---- RECORDS FOR PROCESSING
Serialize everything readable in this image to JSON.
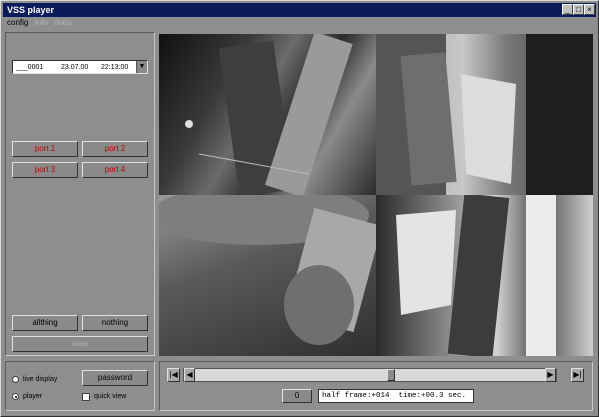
{
  "window": {
    "title": "VSS player",
    "controls": {
      "minimize": "_",
      "maximize": "□",
      "close": "×"
    }
  },
  "menu": [
    {
      "label": "config",
      "active": true
    },
    {
      "label": "info",
      "active": false
    },
    {
      "label": "docu",
      "active": false
    }
  ],
  "recording_select": {
    "id": "___0001",
    "date": "23.07.00",
    "time": "22:13:00",
    "arrow": "▼"
  },
  "ports": [
    {
      "label": "port 1"
    },
    {
      "label": "port 2"
    },
    {
      "label": "port 3"
    },
    {
      "label": "port 4"
    }
  ],
  "actions": {
    "allthing": "allthing",
    "nothing": "nothing",
    "view": "view"
  },
  "mode": {
    "live_display": "live display",
    "player": "player",
    "selected": "player"
  },
  "password_button": "password",
  "quick_view": {
    "label": "quick view",
    "checked": false
  },
  "transport": {
    "first": "|◀",
    "prev": "◀",
    "next": "▶",
    "last": "▶|",
    "position_fraction": 0.56
  },
  "frame_counter": "0",
  "status_text": "half frame:+014  time:+00.3 sec.",
  "colors": {
    "title_bar": "#0a1b5b",
    "port_text": "#c00000",
    "panel": "#8e8e8e"
  },
  "cameras": [
    {
      "id": "cam-1"
    },
    {
      "id": "cam-2"
    },
    {
      "id": "cam-3"
    },
    {
      "id": "cam-4"
    }
  ]
}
--------
AIM —
Retype the whole listing, keeping every line identical and omitting all pictures.

WRITTEN ANSWER —
Serialize everything readable in this image to JSON.
{
  "window": {
    "title": "VSS player",
    "controls": {
      "minimize": "_",
      "maximize": "□",
      "close": "×"
    }
  },
  "menu": [
    {
      "label": "config",
      "active": true
    },
    {
      "label": "info",
      "active": false
    },
    {
      "label": "docu",
      "active": false
    }
  ],
  "recording_select": {
    "id": "___0001",
    "date": "23.07.00",
    "time": "22:13:00",
    "arrow": "▼"
  },
  "ports": [
    {
      "label": "port 1"
    },
    {
      "label": "port 2"
    },
    {
      "label": "port 3"
    },
    {
      "label": "port 4"
    }
  ],
  "actions": {
    "allthing": "allthing",
    "nothing": "nothing",
    "view": "view"
  },
  "mode": {
    "live_display": "live display",
    "player": "player",
    "selected": "player"
  },
  "password_button": "password",
  "quick_view": {
    "label": "quick view",
    "checked": false
  },
  "transport": {
    "first": "|◀",
    "prev": "◀",
    "next": "▶",
    "last": "▶|",
    "position_fraction": 0.56
  },
  "frame_counter": "0",
  "status_text": "half frame:+014  time:+00.3 sec.",
  "colors": {
    "title_bar": "#0a1b5b",
    "port_text": "#c00000",
    "panel": "#8e8e8e"
  },
  "cameras": [
    {
      "id": "cam-1"
    },
    {
      "id": "cam-2"
    },
    {
      "id": "cam-3"
    },
    {
      "id": "cam-4"
    }
  ]
}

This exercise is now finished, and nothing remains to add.